THE PROBLEM — How many lines in the records below hold the string "this"? Answer with the number alone.

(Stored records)
┄┄┄┄┄┄┄┄┄┄┄┄┄┄┄┄┄┄┄┄

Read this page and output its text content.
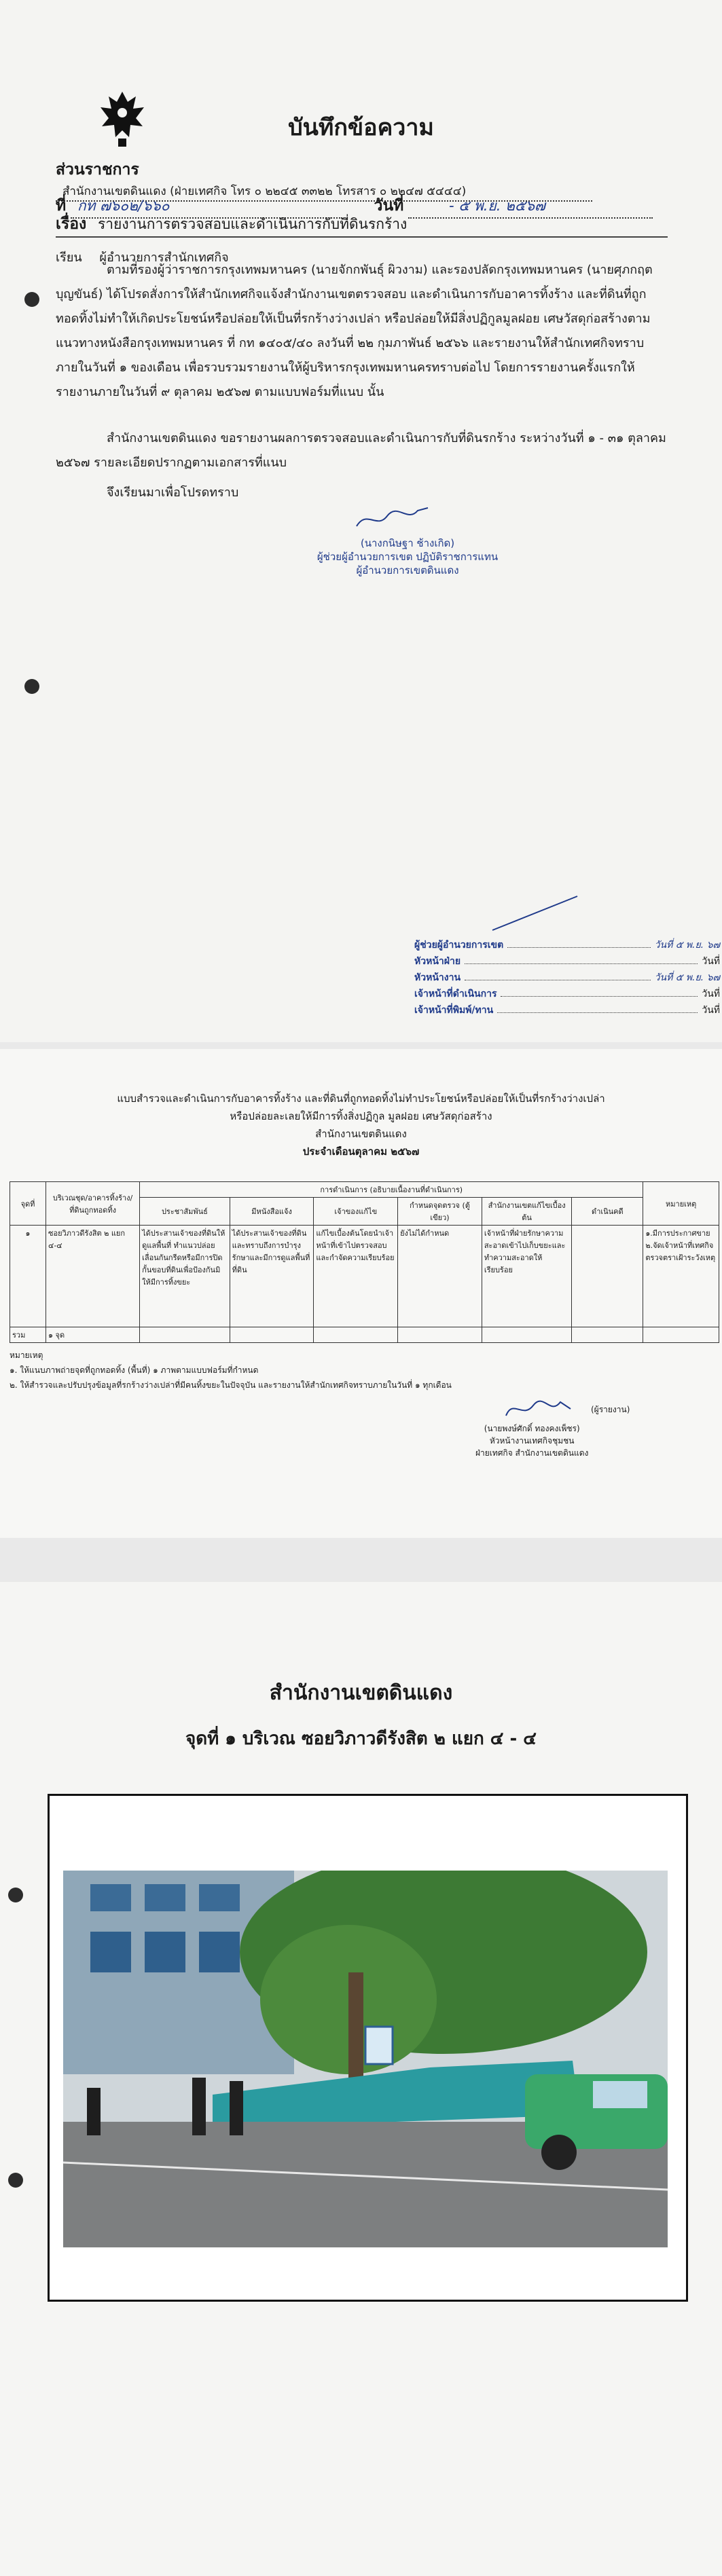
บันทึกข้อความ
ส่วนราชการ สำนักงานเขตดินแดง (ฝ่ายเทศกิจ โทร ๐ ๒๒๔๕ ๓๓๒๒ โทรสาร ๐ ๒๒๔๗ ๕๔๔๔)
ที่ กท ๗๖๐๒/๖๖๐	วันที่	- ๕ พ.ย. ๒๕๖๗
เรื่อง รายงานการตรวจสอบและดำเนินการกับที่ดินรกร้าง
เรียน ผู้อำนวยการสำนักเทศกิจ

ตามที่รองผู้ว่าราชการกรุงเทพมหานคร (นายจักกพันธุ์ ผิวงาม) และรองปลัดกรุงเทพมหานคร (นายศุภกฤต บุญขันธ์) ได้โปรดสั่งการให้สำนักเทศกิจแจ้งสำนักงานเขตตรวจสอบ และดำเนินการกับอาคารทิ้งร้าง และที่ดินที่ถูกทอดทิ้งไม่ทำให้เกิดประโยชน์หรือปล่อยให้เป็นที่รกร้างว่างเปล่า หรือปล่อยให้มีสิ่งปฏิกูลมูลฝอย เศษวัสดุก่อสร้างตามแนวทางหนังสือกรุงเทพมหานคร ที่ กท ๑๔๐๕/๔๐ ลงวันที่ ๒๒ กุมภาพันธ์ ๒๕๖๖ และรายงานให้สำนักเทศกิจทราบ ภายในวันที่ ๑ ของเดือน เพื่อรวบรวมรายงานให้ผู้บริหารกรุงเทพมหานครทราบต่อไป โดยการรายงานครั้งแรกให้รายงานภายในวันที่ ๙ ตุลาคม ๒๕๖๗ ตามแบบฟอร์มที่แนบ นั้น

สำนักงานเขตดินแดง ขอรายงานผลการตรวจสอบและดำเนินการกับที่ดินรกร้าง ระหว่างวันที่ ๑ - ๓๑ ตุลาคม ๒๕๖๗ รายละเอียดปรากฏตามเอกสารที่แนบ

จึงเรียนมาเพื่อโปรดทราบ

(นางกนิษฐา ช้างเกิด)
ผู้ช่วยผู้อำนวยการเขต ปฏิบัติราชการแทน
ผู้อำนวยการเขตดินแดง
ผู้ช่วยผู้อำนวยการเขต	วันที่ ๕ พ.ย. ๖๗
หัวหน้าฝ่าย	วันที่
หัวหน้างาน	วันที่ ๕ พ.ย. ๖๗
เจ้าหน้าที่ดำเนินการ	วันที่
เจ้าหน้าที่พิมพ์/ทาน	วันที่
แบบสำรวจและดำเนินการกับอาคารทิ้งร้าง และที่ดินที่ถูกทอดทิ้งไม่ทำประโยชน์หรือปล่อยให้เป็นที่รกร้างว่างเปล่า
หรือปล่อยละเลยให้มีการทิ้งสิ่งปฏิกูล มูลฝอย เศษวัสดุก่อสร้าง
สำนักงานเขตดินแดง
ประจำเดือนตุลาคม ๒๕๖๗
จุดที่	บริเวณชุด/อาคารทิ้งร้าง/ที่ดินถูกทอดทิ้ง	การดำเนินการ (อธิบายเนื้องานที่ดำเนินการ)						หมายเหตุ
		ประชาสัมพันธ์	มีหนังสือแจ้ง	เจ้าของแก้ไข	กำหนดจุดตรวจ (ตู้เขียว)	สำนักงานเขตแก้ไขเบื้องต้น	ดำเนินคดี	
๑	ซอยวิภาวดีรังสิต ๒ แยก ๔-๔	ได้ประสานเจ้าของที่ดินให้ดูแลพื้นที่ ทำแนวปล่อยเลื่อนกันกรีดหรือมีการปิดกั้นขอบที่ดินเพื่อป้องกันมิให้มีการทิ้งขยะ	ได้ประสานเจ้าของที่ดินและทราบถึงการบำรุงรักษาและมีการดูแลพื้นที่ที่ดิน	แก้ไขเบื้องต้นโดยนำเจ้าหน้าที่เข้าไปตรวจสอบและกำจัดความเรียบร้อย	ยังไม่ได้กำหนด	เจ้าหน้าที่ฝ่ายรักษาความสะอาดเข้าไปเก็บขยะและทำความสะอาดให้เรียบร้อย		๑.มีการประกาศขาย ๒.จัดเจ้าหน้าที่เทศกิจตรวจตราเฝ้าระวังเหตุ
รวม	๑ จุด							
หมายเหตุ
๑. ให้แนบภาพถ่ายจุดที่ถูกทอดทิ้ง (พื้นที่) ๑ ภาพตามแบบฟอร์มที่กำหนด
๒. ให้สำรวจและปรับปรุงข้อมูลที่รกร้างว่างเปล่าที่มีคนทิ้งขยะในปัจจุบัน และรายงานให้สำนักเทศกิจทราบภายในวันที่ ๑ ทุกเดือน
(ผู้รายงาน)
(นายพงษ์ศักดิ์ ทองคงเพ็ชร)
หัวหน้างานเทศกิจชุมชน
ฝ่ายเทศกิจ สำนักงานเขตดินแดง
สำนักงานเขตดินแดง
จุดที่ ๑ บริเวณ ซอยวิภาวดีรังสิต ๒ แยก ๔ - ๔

┄┄┄┄┄┄┄┄┄┄┄┄┄┄┄┄┄┄┄┄

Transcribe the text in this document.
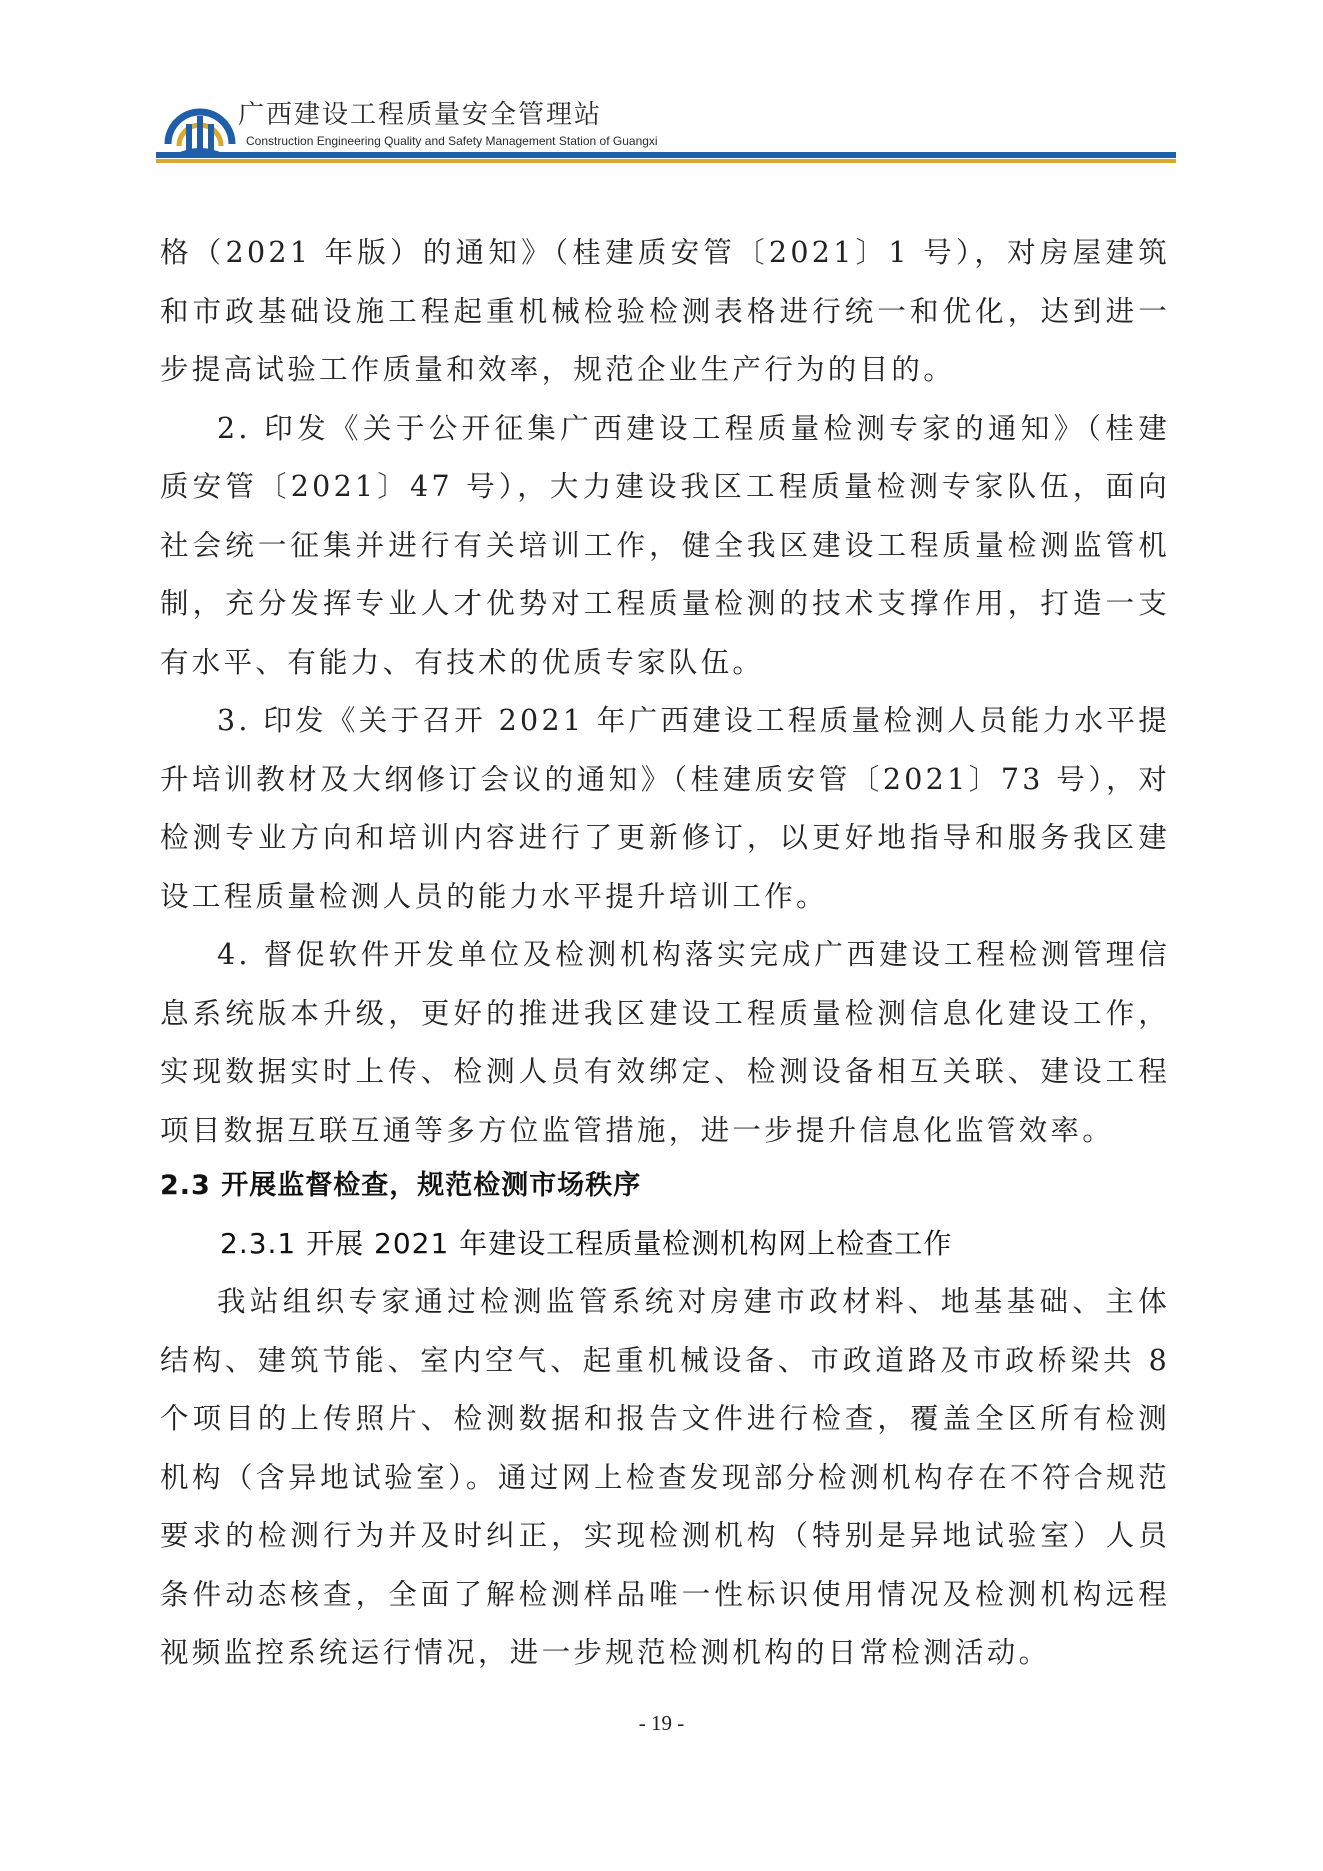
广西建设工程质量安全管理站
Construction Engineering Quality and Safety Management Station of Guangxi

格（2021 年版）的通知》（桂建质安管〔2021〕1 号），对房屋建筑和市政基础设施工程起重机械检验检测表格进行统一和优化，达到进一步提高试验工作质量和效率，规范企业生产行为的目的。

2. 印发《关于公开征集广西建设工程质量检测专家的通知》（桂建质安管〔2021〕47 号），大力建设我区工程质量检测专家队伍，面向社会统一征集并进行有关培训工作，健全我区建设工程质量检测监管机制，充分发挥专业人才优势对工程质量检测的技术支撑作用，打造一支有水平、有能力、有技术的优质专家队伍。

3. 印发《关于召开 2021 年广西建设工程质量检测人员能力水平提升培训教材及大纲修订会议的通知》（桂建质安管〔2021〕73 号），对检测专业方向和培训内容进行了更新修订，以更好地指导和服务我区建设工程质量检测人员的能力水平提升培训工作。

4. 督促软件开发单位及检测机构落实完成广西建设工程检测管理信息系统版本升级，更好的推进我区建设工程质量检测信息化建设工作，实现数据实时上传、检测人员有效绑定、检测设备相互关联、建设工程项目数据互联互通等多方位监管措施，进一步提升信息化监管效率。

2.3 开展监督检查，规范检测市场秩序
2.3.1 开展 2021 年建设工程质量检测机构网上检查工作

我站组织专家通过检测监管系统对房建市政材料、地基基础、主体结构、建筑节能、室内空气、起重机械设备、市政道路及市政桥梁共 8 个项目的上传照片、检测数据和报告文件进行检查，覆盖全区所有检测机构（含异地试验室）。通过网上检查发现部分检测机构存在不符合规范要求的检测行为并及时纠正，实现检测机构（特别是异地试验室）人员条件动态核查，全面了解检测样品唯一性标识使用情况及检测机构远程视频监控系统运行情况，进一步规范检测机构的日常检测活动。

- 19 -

┄┄┄┄┄┄┄┄┄┄┄┄┄┄┄┄┄┄┄┄

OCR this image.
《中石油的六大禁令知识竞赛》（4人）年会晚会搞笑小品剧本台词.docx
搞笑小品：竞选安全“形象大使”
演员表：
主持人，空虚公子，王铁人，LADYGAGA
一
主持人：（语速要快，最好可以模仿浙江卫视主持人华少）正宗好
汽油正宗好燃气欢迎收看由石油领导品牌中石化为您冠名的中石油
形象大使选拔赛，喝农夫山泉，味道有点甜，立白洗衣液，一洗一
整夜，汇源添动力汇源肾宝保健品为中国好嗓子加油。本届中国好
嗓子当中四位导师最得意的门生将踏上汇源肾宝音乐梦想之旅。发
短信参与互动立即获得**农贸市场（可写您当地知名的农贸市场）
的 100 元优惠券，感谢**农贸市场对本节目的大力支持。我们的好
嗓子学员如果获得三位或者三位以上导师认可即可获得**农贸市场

┄┄┄┄┄┄┄┄┄┄┄┄┄┄┄┄┄┄┄┄

WRITTEN SOLUTION — 3